_Provided data_
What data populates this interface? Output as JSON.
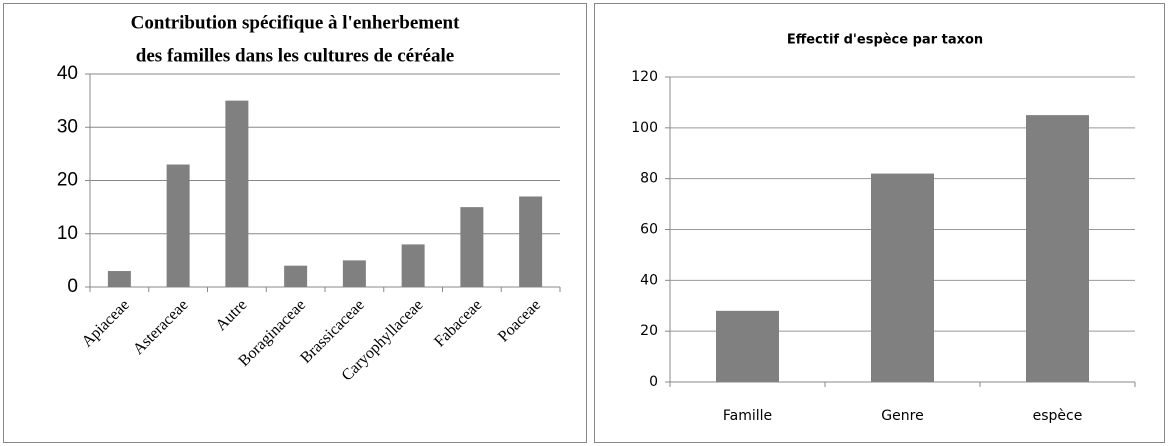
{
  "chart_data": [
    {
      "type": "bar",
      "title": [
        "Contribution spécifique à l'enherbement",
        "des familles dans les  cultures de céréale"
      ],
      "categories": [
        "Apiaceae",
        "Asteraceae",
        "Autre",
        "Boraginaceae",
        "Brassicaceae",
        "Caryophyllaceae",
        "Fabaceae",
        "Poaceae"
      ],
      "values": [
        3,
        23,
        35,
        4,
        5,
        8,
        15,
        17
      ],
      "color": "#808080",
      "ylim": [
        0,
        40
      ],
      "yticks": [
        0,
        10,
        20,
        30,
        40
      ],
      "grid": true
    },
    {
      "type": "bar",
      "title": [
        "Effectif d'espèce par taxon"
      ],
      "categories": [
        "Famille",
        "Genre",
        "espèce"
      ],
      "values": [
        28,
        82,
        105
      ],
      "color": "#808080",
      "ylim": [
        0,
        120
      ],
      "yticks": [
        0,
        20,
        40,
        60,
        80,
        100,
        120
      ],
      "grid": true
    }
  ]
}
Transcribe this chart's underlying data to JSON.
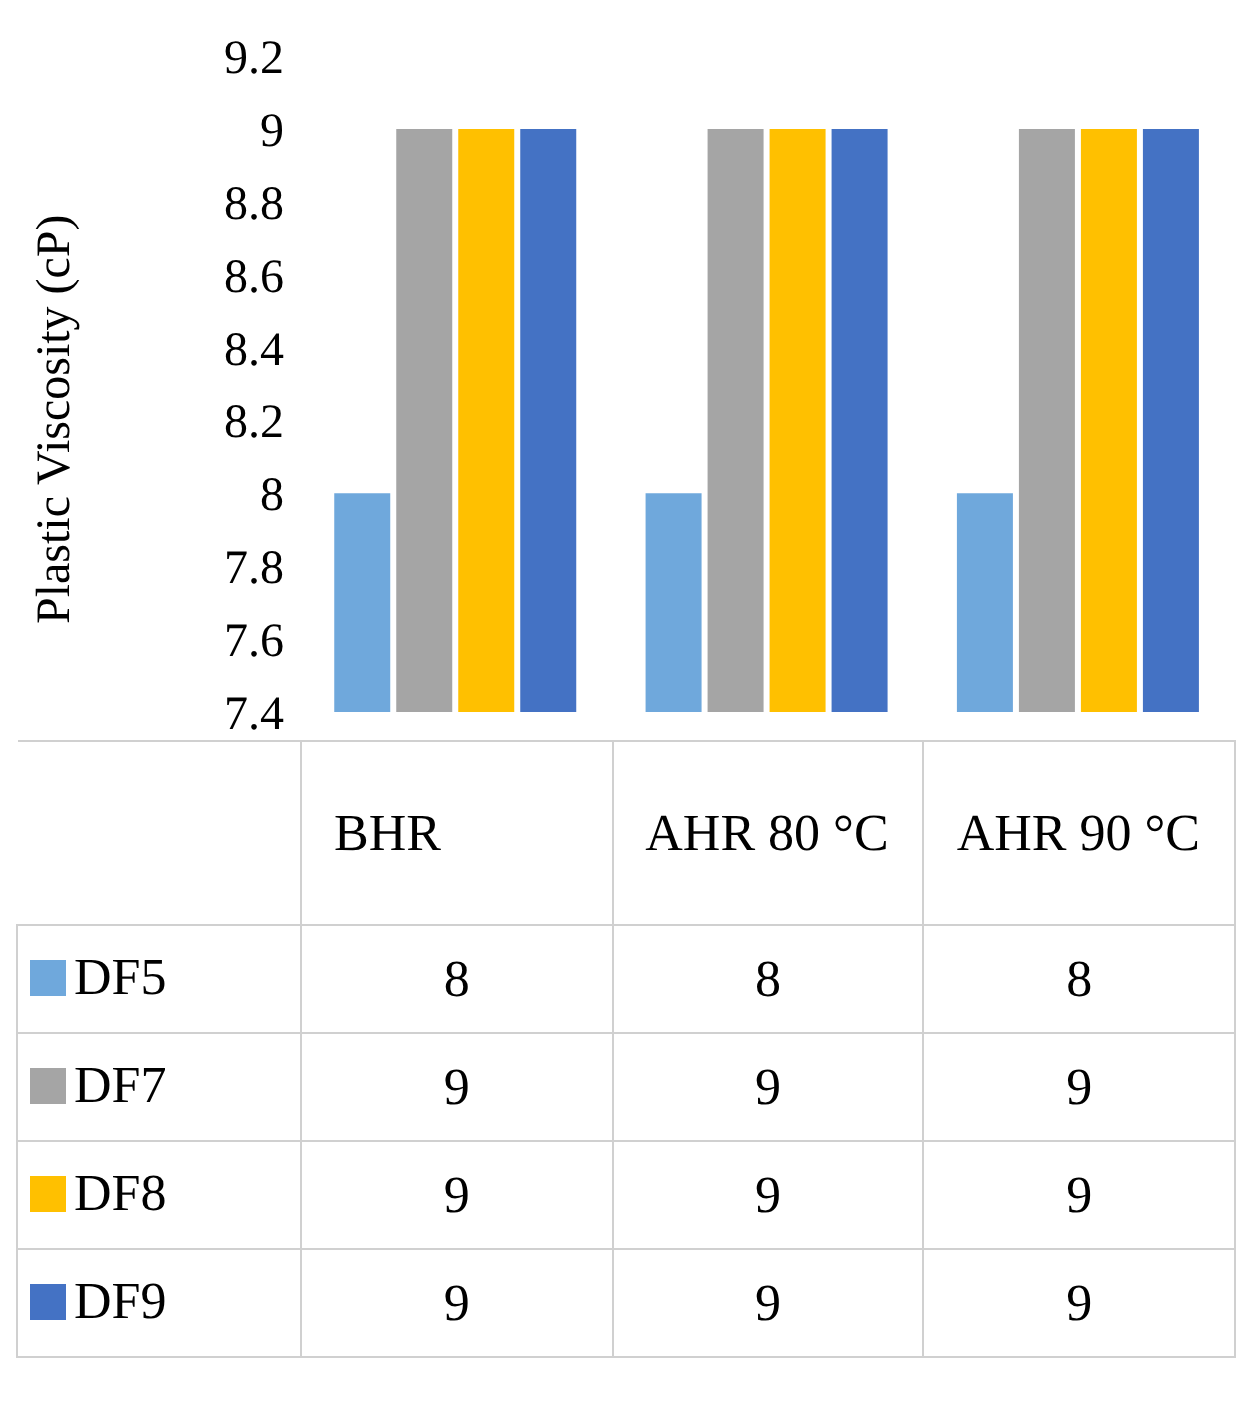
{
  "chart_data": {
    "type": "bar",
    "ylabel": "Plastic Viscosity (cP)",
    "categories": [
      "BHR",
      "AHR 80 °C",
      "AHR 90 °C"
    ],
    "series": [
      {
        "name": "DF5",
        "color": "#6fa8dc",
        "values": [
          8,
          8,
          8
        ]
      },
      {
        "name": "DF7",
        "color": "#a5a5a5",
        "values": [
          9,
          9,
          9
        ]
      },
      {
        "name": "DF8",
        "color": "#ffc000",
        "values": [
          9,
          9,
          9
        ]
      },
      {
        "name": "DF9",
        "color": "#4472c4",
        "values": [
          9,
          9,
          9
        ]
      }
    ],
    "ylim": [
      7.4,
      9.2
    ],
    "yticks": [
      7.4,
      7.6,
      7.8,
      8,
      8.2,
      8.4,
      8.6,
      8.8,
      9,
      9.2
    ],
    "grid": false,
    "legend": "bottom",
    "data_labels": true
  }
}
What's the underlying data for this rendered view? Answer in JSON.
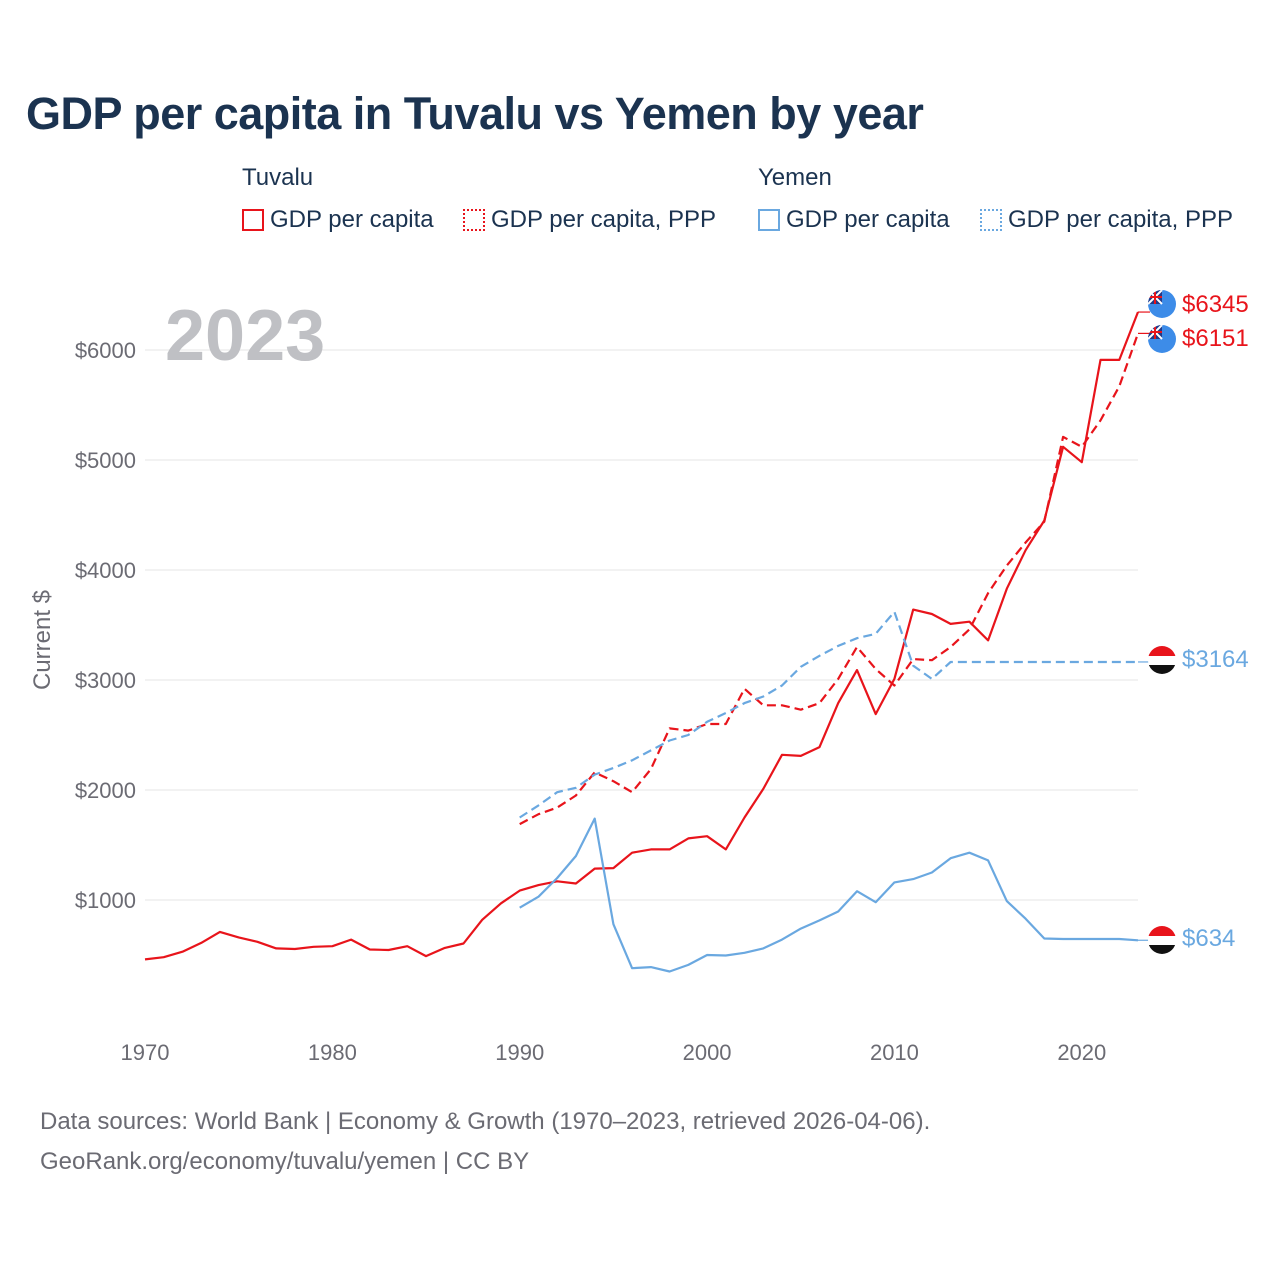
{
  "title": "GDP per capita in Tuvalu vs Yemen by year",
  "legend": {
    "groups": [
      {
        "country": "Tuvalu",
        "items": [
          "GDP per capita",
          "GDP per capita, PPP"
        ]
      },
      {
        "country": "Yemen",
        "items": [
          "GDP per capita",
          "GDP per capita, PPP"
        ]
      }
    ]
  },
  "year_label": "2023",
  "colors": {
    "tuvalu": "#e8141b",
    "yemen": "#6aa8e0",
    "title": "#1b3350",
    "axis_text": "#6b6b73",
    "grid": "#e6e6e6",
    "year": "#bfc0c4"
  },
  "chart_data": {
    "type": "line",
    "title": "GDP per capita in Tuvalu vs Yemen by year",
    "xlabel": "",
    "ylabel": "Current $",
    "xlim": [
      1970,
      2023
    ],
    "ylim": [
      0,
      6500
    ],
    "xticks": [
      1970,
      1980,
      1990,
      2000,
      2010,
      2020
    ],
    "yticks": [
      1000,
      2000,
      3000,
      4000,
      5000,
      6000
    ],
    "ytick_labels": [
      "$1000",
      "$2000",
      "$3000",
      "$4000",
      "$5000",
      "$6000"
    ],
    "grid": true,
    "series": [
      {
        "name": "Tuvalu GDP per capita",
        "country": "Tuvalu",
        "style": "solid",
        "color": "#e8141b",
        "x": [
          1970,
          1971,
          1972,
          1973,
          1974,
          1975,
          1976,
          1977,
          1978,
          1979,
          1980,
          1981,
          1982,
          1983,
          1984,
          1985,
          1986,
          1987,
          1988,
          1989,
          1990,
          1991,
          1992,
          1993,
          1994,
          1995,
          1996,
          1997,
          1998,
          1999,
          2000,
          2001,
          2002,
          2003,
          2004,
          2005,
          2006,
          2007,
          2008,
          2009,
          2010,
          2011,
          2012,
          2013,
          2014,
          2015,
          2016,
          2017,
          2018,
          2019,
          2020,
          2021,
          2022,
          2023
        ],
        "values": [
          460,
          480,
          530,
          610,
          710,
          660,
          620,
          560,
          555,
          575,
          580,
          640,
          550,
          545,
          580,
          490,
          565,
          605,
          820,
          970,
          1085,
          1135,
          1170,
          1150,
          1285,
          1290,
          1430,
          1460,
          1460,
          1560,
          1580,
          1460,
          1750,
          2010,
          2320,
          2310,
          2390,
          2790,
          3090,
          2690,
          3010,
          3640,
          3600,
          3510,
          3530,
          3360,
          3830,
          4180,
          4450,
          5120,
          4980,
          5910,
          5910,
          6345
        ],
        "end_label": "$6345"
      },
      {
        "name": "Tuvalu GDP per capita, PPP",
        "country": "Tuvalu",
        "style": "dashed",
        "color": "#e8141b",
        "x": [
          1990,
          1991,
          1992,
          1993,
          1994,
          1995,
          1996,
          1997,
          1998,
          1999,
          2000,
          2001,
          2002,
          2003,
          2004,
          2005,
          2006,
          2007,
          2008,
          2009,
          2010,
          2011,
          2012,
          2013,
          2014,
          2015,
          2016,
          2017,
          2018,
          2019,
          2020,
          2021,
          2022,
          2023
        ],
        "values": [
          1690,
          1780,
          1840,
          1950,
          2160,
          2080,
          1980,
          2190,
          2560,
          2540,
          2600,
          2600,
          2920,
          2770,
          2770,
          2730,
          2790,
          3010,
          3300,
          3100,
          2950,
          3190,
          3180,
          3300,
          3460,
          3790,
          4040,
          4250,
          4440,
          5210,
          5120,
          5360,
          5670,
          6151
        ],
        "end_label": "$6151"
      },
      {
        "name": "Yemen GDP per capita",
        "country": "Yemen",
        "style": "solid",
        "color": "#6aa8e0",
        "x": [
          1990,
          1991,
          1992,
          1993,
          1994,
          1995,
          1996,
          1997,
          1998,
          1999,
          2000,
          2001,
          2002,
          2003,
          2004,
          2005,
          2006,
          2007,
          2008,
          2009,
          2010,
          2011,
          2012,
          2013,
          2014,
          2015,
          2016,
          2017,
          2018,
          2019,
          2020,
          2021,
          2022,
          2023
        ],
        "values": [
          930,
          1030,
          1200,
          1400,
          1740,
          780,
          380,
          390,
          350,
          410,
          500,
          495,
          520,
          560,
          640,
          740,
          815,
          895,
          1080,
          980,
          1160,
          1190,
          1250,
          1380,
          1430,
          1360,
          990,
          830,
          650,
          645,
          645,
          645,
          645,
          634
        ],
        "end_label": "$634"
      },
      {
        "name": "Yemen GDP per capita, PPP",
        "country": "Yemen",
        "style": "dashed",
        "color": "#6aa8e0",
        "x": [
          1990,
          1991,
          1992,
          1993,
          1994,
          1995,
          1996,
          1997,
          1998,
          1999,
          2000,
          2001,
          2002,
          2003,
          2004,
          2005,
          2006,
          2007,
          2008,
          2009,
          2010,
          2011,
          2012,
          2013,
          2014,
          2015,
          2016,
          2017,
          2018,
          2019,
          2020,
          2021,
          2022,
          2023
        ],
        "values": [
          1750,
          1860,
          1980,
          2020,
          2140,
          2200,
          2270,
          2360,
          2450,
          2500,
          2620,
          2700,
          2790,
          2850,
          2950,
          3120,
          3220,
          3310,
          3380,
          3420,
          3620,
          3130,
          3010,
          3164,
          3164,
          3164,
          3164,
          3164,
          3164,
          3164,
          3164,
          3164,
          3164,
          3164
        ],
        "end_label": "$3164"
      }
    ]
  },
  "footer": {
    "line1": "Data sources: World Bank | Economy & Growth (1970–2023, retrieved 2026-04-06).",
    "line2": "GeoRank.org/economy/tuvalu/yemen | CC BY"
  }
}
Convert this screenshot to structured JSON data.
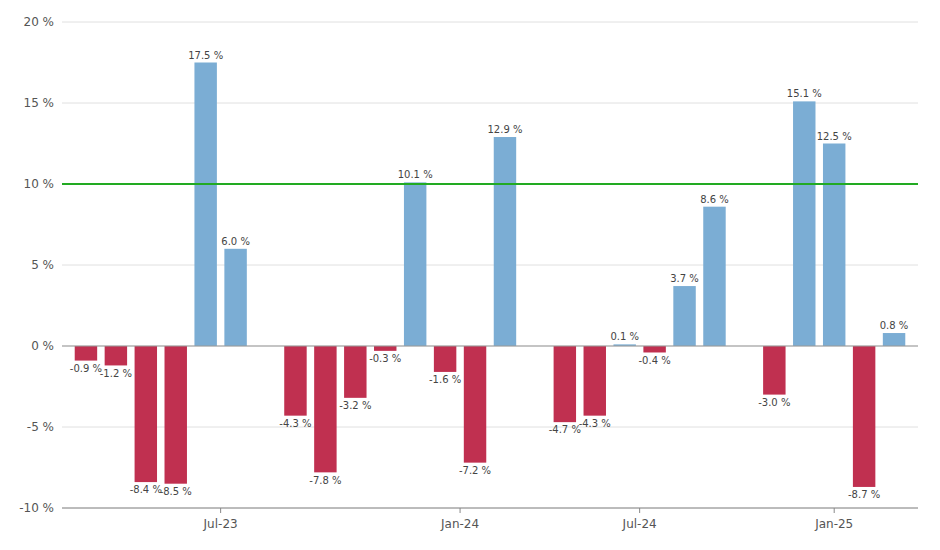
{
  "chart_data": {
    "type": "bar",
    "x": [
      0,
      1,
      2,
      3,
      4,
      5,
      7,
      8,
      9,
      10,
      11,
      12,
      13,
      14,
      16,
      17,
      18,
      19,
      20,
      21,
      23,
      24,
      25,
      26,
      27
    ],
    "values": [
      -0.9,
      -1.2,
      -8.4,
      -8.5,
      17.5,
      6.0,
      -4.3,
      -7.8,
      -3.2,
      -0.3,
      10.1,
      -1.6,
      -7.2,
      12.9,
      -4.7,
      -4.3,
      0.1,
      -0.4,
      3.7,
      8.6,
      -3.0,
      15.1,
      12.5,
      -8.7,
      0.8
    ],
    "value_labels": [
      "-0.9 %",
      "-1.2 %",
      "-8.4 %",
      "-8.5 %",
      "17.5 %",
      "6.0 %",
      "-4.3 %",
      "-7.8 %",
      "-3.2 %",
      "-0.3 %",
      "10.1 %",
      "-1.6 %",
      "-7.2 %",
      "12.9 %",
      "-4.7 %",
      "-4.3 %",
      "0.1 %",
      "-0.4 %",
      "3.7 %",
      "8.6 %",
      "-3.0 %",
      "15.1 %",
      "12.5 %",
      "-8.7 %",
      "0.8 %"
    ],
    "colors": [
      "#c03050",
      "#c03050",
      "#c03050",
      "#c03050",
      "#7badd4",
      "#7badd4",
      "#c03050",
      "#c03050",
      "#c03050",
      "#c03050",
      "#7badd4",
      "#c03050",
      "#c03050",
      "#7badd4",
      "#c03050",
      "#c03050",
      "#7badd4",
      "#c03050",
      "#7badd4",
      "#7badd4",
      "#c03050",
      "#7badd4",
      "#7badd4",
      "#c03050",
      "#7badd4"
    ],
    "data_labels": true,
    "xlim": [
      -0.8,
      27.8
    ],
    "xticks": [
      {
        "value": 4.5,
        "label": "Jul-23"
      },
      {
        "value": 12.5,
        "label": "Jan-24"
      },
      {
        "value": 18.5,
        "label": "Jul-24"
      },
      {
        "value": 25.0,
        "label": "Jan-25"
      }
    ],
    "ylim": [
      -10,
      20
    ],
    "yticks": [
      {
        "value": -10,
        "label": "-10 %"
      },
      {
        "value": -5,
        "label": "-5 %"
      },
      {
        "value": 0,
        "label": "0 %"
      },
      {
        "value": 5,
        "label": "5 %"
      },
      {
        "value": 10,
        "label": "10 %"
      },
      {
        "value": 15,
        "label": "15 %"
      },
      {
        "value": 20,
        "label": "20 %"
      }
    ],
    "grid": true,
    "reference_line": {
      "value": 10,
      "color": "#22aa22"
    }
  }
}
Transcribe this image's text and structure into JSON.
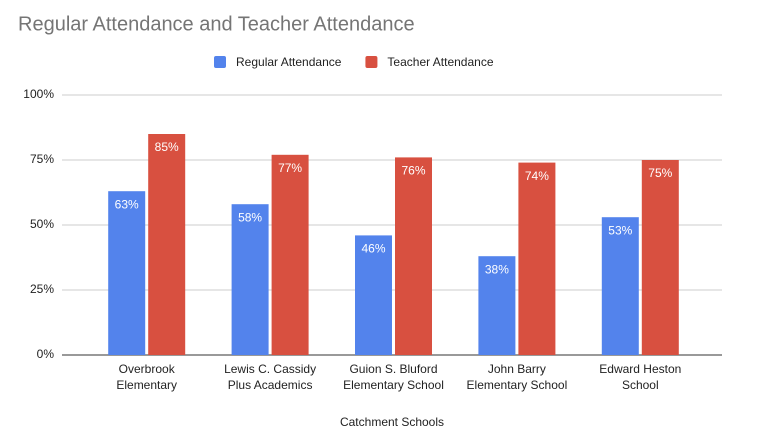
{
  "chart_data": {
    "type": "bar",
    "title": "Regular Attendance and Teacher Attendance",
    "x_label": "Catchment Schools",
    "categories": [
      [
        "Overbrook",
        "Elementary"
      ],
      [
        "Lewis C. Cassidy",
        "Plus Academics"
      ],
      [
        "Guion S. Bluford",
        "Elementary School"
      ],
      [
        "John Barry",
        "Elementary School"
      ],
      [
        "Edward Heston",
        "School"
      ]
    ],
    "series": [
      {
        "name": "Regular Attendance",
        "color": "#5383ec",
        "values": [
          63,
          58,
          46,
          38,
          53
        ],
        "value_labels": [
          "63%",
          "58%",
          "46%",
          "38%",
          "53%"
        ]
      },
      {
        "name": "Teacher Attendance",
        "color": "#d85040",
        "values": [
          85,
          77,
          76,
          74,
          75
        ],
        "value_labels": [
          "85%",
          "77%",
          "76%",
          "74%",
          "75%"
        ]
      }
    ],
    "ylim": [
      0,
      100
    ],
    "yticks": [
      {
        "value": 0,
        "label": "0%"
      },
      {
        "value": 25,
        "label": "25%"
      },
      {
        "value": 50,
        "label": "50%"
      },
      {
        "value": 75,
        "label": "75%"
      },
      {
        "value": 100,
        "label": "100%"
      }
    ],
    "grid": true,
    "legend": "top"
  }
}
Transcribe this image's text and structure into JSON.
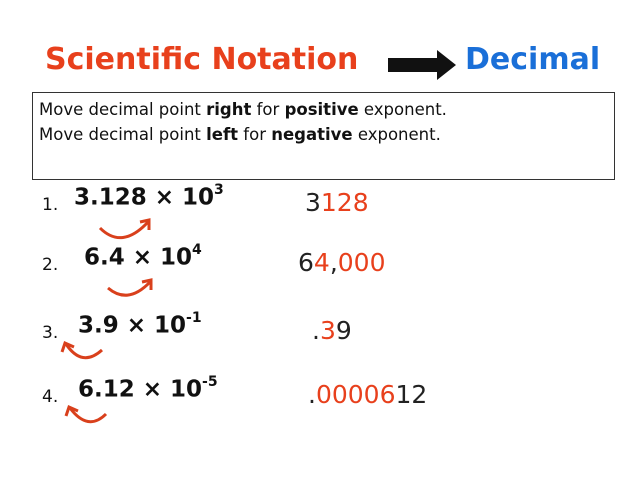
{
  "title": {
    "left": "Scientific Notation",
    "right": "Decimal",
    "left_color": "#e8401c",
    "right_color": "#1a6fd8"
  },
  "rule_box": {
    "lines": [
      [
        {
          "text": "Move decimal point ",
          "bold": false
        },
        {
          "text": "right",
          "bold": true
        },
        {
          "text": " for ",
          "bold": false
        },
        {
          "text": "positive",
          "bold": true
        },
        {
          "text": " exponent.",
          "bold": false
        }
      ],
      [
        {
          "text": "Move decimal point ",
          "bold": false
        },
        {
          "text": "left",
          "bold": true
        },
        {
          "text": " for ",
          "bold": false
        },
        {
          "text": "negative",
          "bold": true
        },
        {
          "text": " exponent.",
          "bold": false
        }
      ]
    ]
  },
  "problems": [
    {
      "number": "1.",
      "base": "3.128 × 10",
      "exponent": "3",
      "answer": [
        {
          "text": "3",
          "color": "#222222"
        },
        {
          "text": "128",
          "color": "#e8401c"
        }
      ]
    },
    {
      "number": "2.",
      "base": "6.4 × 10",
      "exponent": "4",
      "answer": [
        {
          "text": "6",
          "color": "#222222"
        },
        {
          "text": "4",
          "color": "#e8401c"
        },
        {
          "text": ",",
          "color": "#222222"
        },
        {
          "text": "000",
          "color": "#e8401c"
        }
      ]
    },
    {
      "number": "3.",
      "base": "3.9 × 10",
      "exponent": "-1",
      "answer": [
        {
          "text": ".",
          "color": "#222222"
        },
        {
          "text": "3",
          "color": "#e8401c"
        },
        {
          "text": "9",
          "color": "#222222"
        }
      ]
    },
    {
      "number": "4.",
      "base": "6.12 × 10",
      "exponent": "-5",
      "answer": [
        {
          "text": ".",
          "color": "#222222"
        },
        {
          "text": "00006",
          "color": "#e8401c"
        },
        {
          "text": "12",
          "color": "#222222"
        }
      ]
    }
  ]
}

_Problem requirements_
In the listing, find every line with the word "title" and state how many there are, nothing more.

_Output_
7